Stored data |
◇ ◇ ◇ ◇ ◇ ◇ ◇

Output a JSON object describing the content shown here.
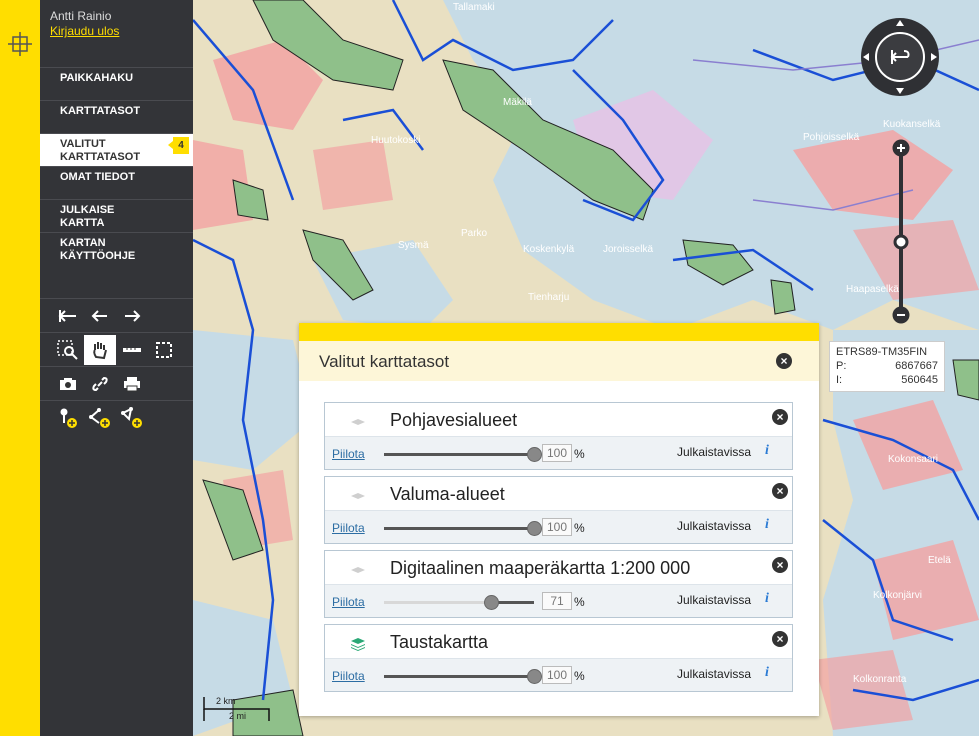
{
  "sidebar": {
    "user_name": "Antti Rainio",
    "logout_label": "Kirjaudu ulos",
    "menu": [
      {
        "label": "PAIKKAHAKU",
        "active": false
      },
      {
        "label": "KARTTATASOT",
        "active": false
      },
      {
        "label": "VALITUT KARTTATASOT",
        "active": true,
        "badge": "4"
      },
      {
        "label": "OMAT TIEDOT",
        "active": false
      },
      {
        "label": "JULKAISE KARTTA",
        "active": false
      },
      {
        "label": "KARTAN KÄYTTÖOHJE",
        "active": false
      }
    ],
    "tools": {
      "row1": [
        "reset-view-icon",
        "undo-icon",
        "redo-icon"
      ],
      "row2": [
        "zoom-box-icon",
        "pan-hand-icon",
        "measure-line-icon",
        "measure-area-icon"
      ],
      "row3": [
        "camera-icon",
        "link-icon",
        "print-icon"
      ],
      "row4": [
        "add-point-icon",
        "add-line-icon",
        "add-area-icon"
      ]
    }
  },
  "map": {
    "place_names": [
      "Huutokoski",
      "Sysmä",
      "Koskenkylä",
      "Haapaselkä",
      "Kuokanselkä",
      "Pohjoisselkä",
      "Joroisselkä",
      "Kolkonjärvi",
      "Kolkonranta",
      "Etelä",
      "Kokonsaari",
      "Parko",
      "Tienharju",
      "Tallamaki",
      "Mäkilä"
    ]
  },
  "coords": {
    "system": "ETRS89-TM35FIN",
    "p_label": "P:",
    "p_value": "6867667",
    "i_label": "I:",
    "i_value": "560645"
  },
  "scale": {
    "km": "2 km",
    "mi": "2 mi"
  },
  "panel": {
    "title": "Valitut karttatasot",
    "hide_label": "Piilota",
    "status_label": "Julkaistavissa",
    "info_label": "i",
    "percent": "%",
    "layers": [
      {
        "name": "Pohjavesialueet",
        "opacity": "100",
        "icon": "layer-hidden-icon"
      },
      {
        "name": "Valuma-alueet",
        "opacity": "100",
        "icon": "layer-hidden-icon"
      },
      {
        "name": "Digitaalinen maaperäkartta 1:200 000",
        "opacity": "71",
        "icon": "layer-hidden-icon"
      },
      {
        "name": "Taustakartta",
        "opacity": "100",
        "icon": "base-map-layers-icon"
      }
    ]
  },
  "colors": {
    "accent": "#ffde00",
    "sidebar": "#333438",
    "water": "#c9dde8",
    "link": "#2c6da3"
  }
}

◇ ◇ ◇ ◇ ◇ ◇ ◇

REQUIREMENTS |
Set down the records in full and exactly. Do not carry over any image.

WORKED ANSWER |
Output a JSON object describing the content shown here.
{
  "sidebar": {
    "user_name": "Antti Rainio",
    "logout_label": "Kirjaudu ulos",
    "menu": [
      {
        "label": "PAIKKAHAKU",
        "active": false
      },
      {
        "label": "KARTTATASOT",
        "active": false
      },
      {
        "label": "VALITUT KARTTATASOT",
        "active": true,
        "badge": "4"
      },
      {
        "label": "OMAT TIEDOT",
        "active": false
      },
      {
        "label": "JULKAISE KARTTA",
        "active": false
      },
      {
        "label": "KARTAN KÄYTTÖOHJE",
        "active": false
      }
    ],
    "tools": {
      "row1": [
        "reset-view-icon",
        "undo-icon",
        "redo-icon"
      ],
      "row2": [
        "zoom-box-icon",
        "pan-hand-icon",
        "measure-line-icon",
        "measure-area-icon"
      ],
      "row3": [
        "camera-icon",
        "link-icon",
        "print-icon"
      ],
      "row4": [
        "add-point-icon",
        "add-line-icon",
        "add-area-icon"
      ]
    }
  },
  "map": {
    "place_names": [
      "Huutokoski",
      "Sysmä",
      "Koskenkylä",
      "Haapaselkä",
      "Kuokanselkä",
      "Pohjoisselkä",
      "Joroisselkä",
      "Kolkonjärvi",
      "Kolkonranta",
      "Etelä",
      "Kokonsaari",
      "Parko",
      "Tienharju",
      "Tallamaki",
      "Mäkilä"
    ]
  },
  "coords": {
    "system": "ETRS89-TM35FIN",
    "p_label": "P:",
    "p_value": "6867667",
    "i_label": "I:",
    "i_value": "560645"
  },
  "scale": {
    "km": "2 km",
    "mi": "2 mi"
  },
  "panel": {
    "title": "Valitut karttatasot",
    "hide_label": "Piilota",
    "status_label": "Julkaistavissa",
    "info_label": "i",
    "percent": "%",
    "layers": [
      {
        "name": "Pohjavesialueet",
        "opacity": "100",
        "icon": "layer-hidden-icon"
      },
      {
        "name": "Valuma-alueet",
        "opacity": "100",
        "icon": "layer-hidden-icon"
      },
      {
        "name": "Digitaalinen maaperäkartta 1:200 000",
        "opacity": "71",
        "icon": "layer-hidden-icon"
      },
      {
        "name": "Taustakartta",
        "opacity": "100",
        "icon": "base-map-layers-icon"
      }
    ]
  },
  "colors": {
    "accent": "#ffde00",
    "sidebar": "#333438",
    "water": "#c9dde8",
    "link": "#2c6da3"
  }
}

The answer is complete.